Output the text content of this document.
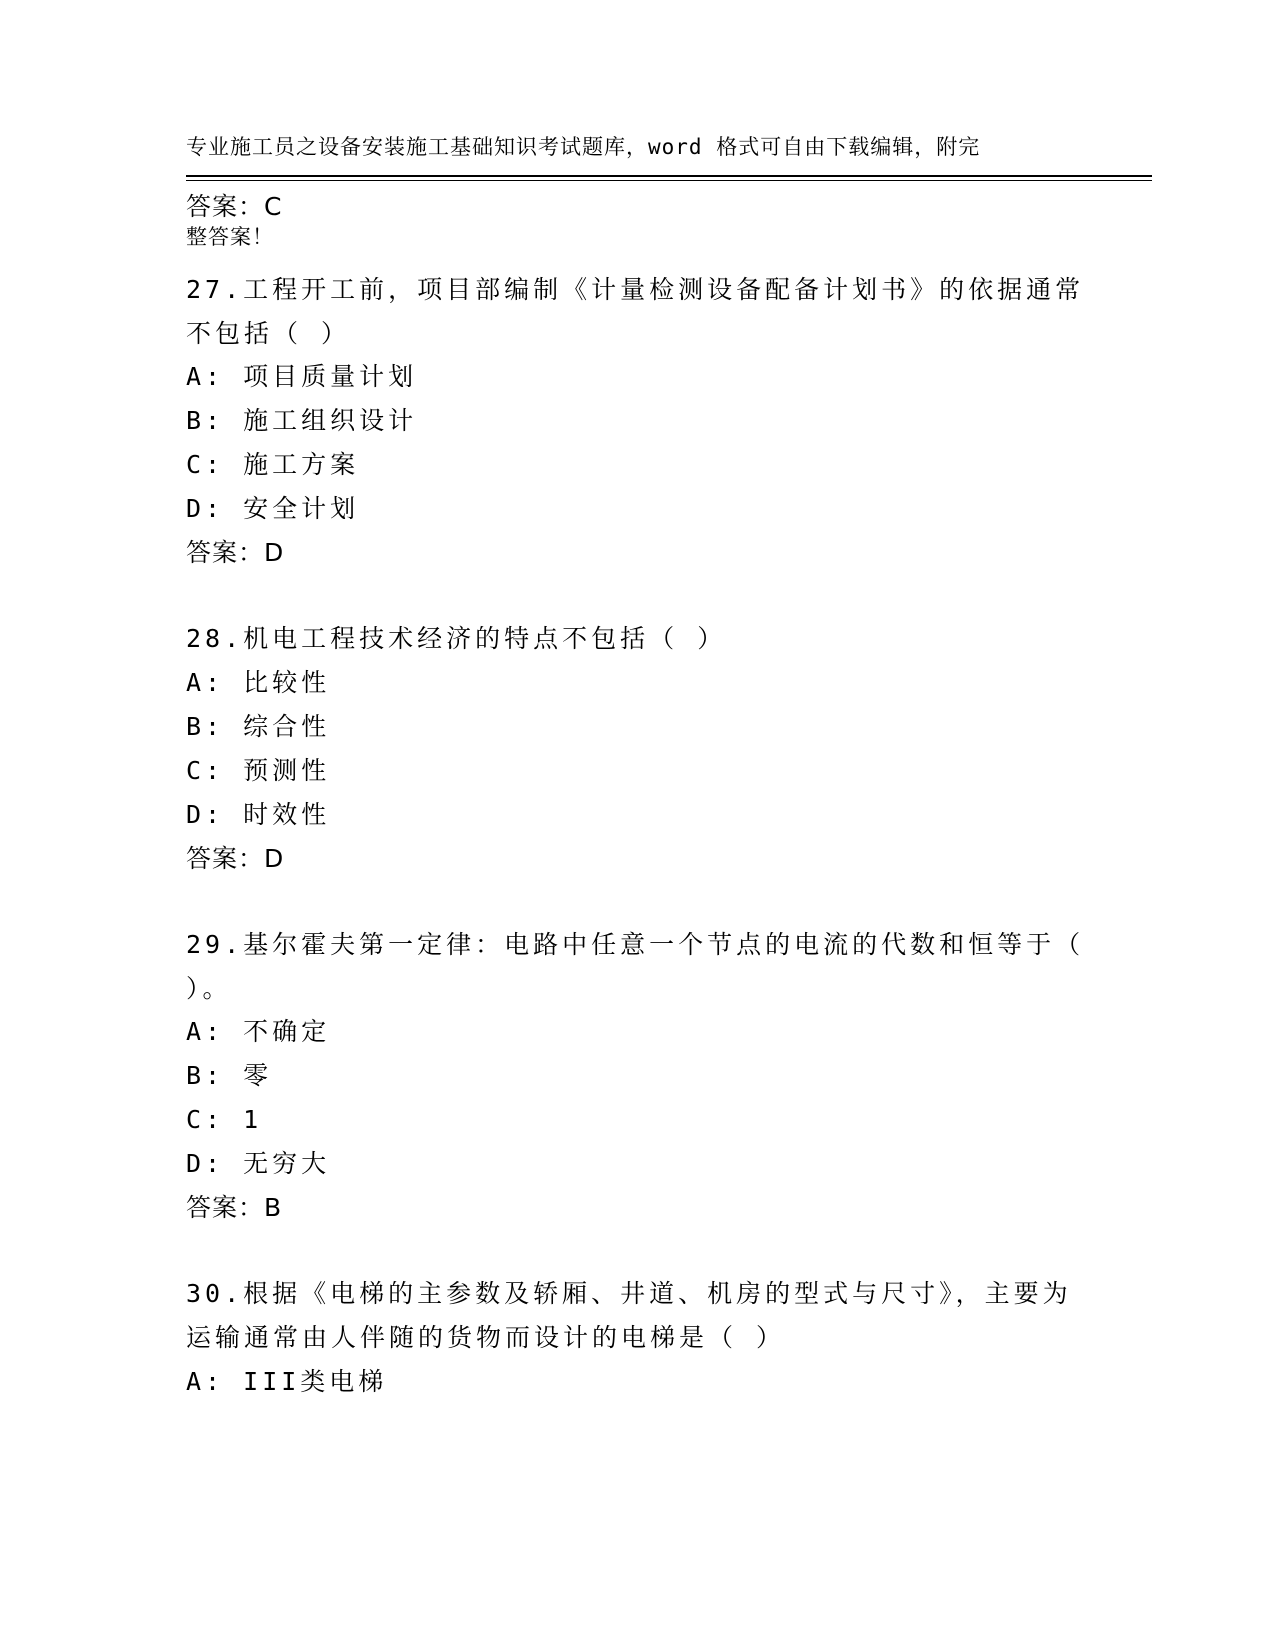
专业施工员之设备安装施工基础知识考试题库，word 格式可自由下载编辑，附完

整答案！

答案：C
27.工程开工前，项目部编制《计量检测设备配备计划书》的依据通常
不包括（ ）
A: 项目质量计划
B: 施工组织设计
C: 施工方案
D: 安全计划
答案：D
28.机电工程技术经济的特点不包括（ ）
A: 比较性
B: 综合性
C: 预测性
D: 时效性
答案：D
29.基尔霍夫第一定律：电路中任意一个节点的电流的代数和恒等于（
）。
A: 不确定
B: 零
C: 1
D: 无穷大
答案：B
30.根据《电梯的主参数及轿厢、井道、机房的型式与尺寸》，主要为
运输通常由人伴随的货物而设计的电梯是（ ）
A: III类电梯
* * *
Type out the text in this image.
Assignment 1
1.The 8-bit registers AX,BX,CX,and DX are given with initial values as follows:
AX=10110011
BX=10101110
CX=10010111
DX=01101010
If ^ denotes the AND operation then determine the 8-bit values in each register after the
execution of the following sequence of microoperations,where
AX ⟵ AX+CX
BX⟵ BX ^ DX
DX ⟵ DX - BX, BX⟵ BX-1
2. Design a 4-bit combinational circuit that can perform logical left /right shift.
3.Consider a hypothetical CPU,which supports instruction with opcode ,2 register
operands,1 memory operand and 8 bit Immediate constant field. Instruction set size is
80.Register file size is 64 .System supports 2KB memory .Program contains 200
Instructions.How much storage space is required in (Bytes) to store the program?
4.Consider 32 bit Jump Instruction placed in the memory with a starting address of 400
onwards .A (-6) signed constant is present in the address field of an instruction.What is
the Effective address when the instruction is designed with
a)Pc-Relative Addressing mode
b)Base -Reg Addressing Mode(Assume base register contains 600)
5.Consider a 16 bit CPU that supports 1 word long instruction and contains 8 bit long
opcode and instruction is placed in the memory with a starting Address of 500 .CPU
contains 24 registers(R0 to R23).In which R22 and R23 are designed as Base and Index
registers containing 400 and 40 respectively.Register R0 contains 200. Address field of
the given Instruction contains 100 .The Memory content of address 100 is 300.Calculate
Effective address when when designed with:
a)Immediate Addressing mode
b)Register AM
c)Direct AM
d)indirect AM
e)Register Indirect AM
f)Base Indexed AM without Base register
* * *
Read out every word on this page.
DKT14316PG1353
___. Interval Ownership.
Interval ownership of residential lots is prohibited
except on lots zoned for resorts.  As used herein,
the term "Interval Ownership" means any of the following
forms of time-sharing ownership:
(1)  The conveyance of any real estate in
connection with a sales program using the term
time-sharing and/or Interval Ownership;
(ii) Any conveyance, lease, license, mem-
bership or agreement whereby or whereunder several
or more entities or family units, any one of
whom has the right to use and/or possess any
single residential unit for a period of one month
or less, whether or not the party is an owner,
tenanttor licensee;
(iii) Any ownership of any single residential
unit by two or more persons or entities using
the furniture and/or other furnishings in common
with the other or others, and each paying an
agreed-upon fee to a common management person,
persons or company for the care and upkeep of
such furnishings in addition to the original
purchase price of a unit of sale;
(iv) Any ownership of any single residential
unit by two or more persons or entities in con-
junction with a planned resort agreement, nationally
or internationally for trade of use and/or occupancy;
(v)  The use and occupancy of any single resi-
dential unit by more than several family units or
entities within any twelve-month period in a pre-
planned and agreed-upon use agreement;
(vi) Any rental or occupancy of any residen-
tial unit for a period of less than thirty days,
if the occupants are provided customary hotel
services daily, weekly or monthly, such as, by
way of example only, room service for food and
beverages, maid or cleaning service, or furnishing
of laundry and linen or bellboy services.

Stated problem: Wherever the word "Addressing" occurs in a line of the listing, copy that line.

Output of the exercise:
a)Pc-Relative Addressing mode
b)Base -Reg Addressing Mode(Assume base register contains 600)
a)Immediate Addressing mode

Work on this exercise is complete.